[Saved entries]
=-=-=
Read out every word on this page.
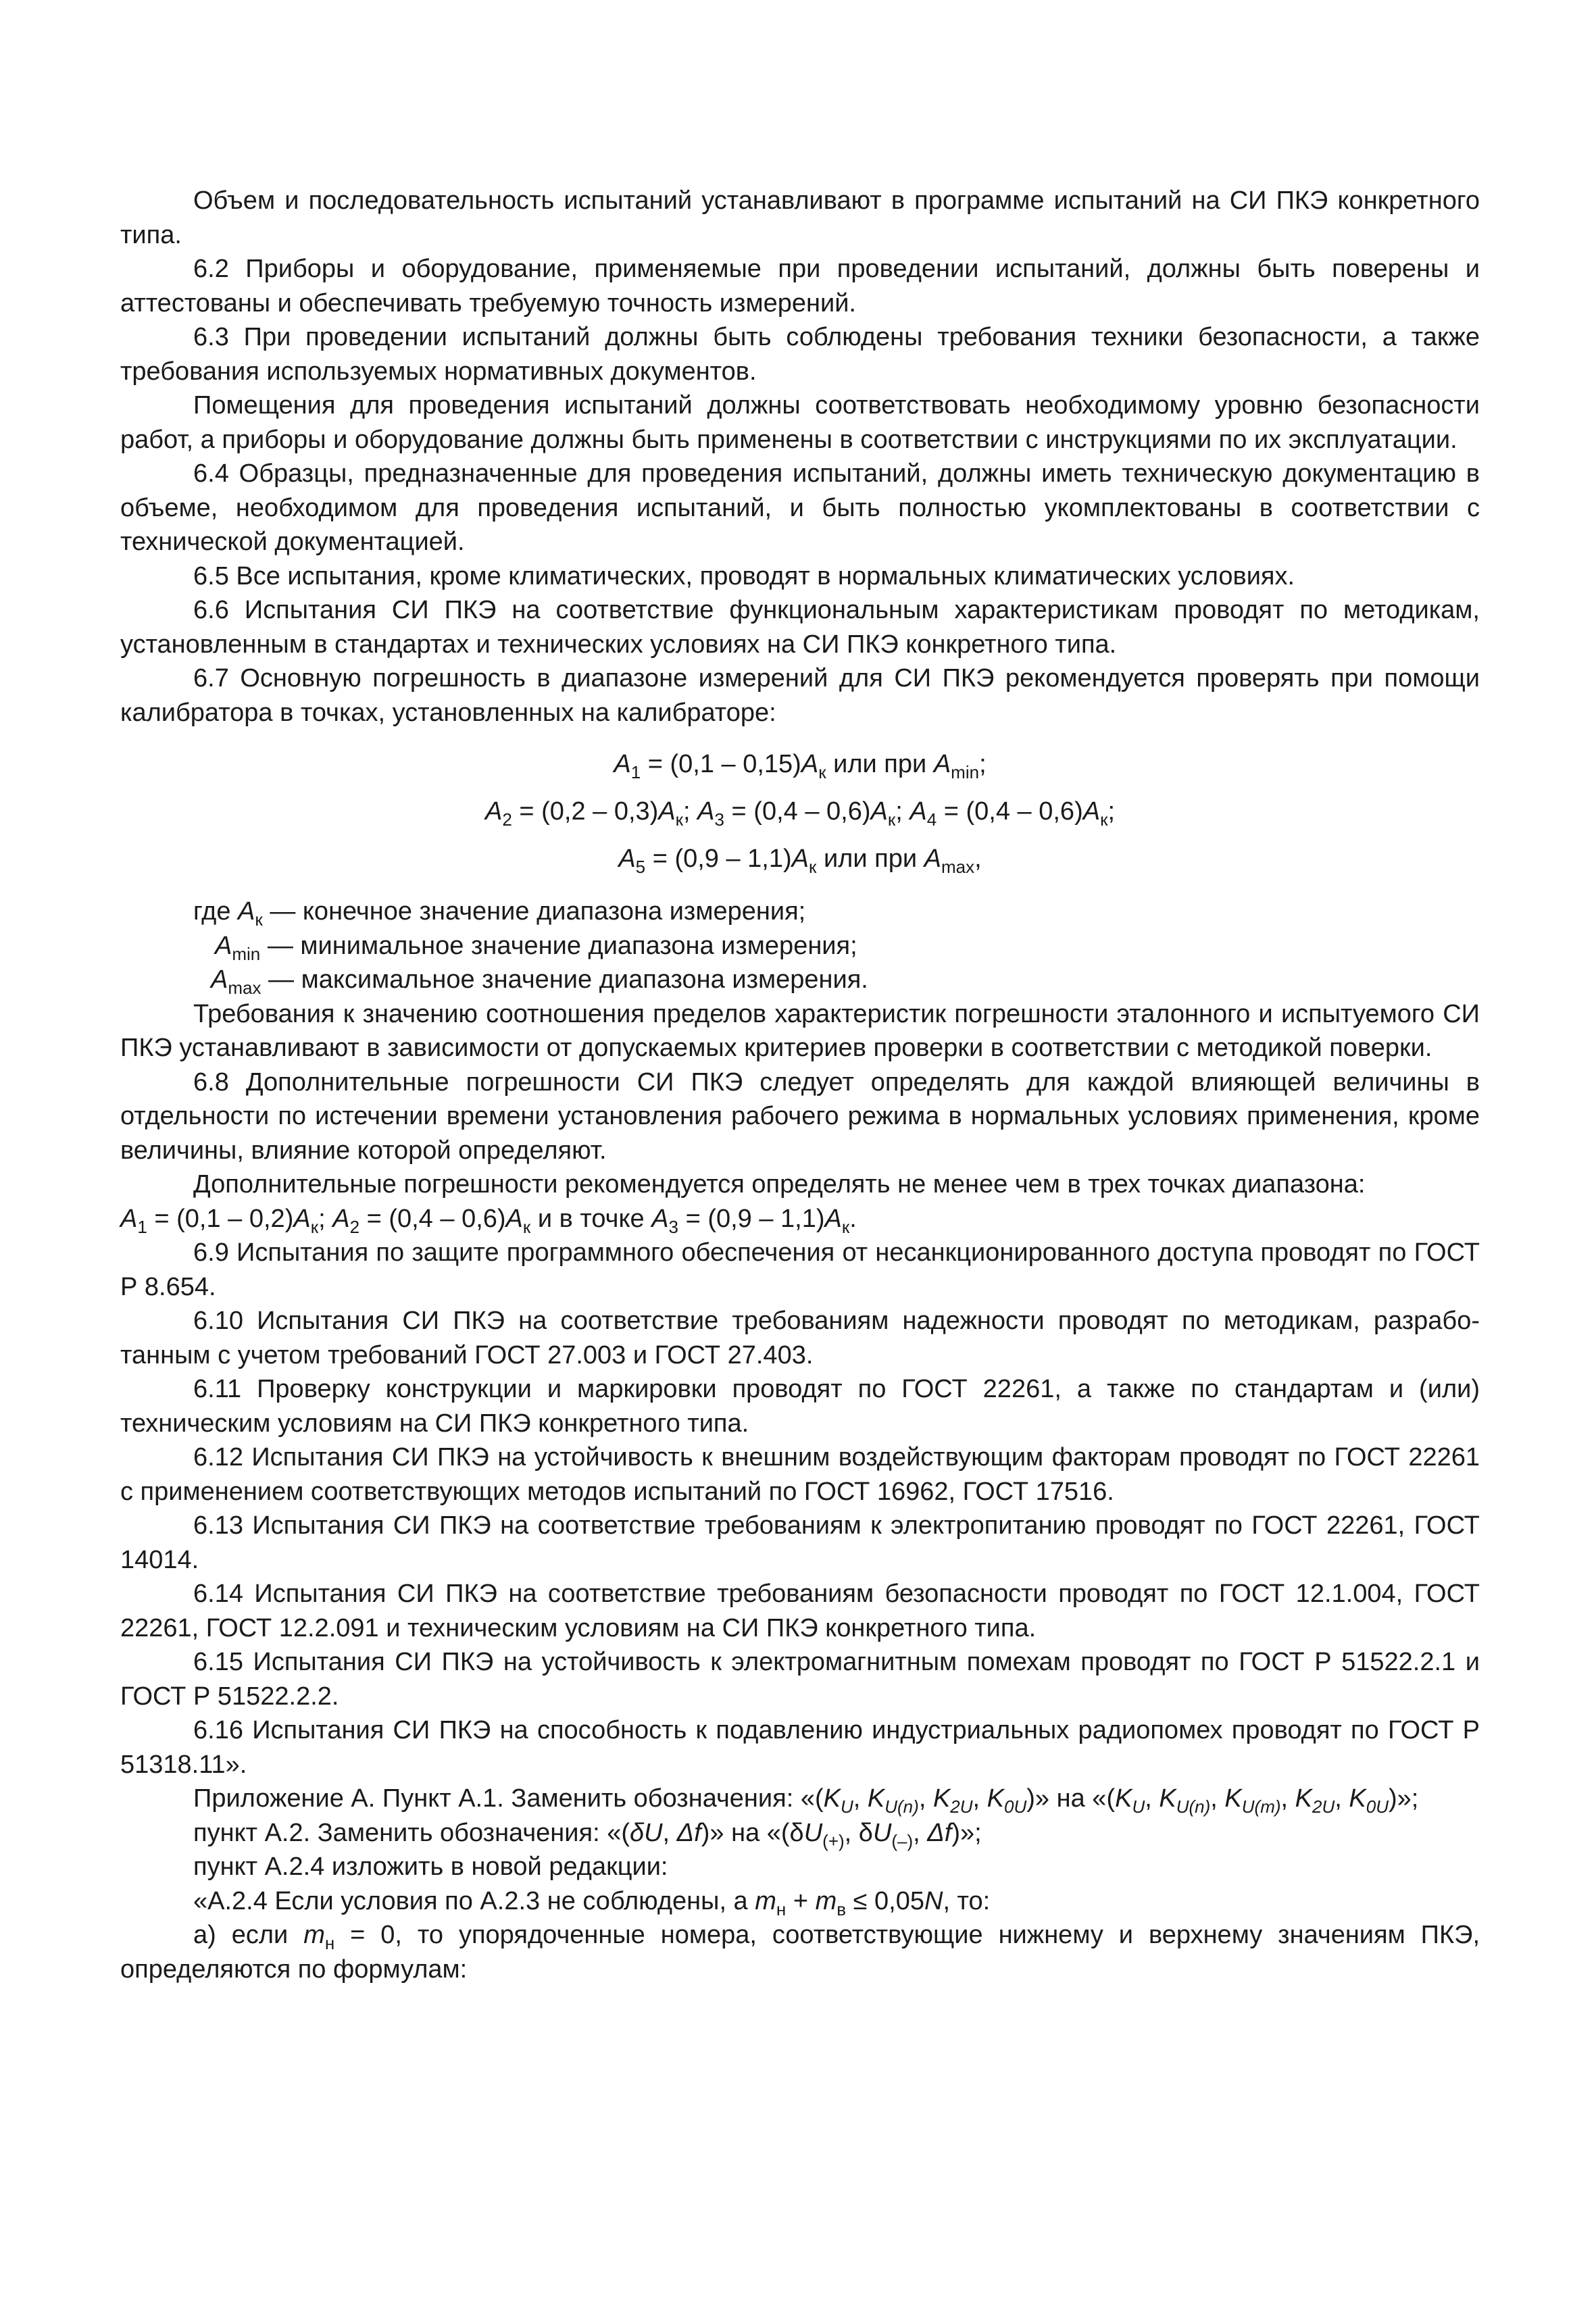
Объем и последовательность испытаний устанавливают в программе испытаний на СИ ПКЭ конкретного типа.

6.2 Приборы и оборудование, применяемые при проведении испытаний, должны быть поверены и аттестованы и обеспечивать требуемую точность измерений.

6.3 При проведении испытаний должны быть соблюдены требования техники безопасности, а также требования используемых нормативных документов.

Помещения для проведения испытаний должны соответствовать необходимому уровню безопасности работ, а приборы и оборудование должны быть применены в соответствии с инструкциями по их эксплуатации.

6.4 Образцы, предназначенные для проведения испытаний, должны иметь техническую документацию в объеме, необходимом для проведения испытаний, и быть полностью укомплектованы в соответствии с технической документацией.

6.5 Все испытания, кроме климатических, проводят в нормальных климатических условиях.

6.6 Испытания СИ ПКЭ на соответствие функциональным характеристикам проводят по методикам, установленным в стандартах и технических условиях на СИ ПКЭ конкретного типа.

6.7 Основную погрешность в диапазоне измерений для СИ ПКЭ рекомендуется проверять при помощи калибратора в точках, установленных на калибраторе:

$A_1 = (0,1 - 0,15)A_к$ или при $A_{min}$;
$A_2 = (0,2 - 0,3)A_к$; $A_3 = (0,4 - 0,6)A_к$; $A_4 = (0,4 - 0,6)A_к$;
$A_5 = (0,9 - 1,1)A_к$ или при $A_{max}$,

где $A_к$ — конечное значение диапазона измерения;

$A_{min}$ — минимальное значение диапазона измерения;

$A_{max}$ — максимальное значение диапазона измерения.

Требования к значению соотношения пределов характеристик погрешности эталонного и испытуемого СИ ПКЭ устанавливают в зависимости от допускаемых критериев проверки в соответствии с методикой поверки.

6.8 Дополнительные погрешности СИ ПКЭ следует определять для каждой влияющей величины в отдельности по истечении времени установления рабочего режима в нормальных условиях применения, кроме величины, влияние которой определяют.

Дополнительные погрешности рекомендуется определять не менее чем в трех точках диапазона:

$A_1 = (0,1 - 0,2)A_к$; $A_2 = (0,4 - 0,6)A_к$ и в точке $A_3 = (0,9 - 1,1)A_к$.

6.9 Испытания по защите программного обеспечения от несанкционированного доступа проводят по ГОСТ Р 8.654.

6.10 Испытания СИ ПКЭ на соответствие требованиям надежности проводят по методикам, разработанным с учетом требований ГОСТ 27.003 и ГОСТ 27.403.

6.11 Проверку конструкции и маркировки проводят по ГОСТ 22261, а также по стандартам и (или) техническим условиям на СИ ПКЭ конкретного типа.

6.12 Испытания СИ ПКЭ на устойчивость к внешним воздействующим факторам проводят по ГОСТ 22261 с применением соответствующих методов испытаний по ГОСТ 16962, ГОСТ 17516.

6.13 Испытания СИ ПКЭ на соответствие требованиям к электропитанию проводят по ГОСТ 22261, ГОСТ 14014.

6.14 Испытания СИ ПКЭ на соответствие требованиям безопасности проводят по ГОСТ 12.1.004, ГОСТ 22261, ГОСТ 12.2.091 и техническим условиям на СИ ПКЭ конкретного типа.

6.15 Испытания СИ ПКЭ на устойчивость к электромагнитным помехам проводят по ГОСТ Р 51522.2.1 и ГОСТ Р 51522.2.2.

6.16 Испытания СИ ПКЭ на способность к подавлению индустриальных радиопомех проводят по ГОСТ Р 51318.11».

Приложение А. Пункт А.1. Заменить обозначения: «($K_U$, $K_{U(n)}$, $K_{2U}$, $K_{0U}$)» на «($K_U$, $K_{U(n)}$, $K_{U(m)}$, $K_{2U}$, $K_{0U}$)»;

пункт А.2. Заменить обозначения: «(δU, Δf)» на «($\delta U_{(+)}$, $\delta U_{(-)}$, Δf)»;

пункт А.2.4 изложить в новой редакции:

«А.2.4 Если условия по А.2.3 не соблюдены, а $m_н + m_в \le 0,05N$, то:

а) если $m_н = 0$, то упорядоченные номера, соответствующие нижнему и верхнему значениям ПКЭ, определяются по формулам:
=-=-=
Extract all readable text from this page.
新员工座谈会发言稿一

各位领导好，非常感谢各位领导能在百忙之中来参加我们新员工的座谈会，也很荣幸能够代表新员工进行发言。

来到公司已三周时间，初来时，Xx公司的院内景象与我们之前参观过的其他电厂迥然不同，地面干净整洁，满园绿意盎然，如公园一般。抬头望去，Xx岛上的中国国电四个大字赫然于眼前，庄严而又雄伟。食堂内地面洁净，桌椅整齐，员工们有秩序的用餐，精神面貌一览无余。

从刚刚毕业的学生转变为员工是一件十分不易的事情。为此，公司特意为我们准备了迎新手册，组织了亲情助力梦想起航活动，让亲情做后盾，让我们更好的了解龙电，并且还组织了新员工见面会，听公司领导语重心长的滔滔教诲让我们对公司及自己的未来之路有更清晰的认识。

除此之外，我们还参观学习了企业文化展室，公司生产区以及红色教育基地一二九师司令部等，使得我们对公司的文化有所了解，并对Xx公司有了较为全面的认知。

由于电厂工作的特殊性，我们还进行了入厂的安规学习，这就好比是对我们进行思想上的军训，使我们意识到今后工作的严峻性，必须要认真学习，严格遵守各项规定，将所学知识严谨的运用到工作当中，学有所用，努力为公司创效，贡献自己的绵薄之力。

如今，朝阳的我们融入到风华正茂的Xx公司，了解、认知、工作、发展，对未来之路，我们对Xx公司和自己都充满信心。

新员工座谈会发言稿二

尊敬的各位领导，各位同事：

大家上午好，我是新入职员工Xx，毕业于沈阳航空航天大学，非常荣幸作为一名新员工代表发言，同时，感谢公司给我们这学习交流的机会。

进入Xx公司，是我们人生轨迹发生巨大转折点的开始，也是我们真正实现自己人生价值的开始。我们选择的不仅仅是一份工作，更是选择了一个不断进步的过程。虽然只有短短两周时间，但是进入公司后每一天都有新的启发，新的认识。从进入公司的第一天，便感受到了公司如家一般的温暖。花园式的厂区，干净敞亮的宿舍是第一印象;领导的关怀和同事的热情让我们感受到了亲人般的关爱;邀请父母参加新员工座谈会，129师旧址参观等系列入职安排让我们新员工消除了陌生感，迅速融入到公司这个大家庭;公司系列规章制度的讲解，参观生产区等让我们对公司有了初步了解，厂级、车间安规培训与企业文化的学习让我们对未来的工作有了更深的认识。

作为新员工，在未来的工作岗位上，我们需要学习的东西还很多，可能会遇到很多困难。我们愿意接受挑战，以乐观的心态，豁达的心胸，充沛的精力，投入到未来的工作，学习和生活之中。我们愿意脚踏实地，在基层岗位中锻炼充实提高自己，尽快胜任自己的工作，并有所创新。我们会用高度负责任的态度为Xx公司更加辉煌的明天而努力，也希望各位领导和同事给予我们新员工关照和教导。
=-=-=
**WHAT IS EXPECTED**
Check each line of the records above for the word "измерения", then give the number of lines that have it, with no other words.

**EXPECTED ANSWER**
3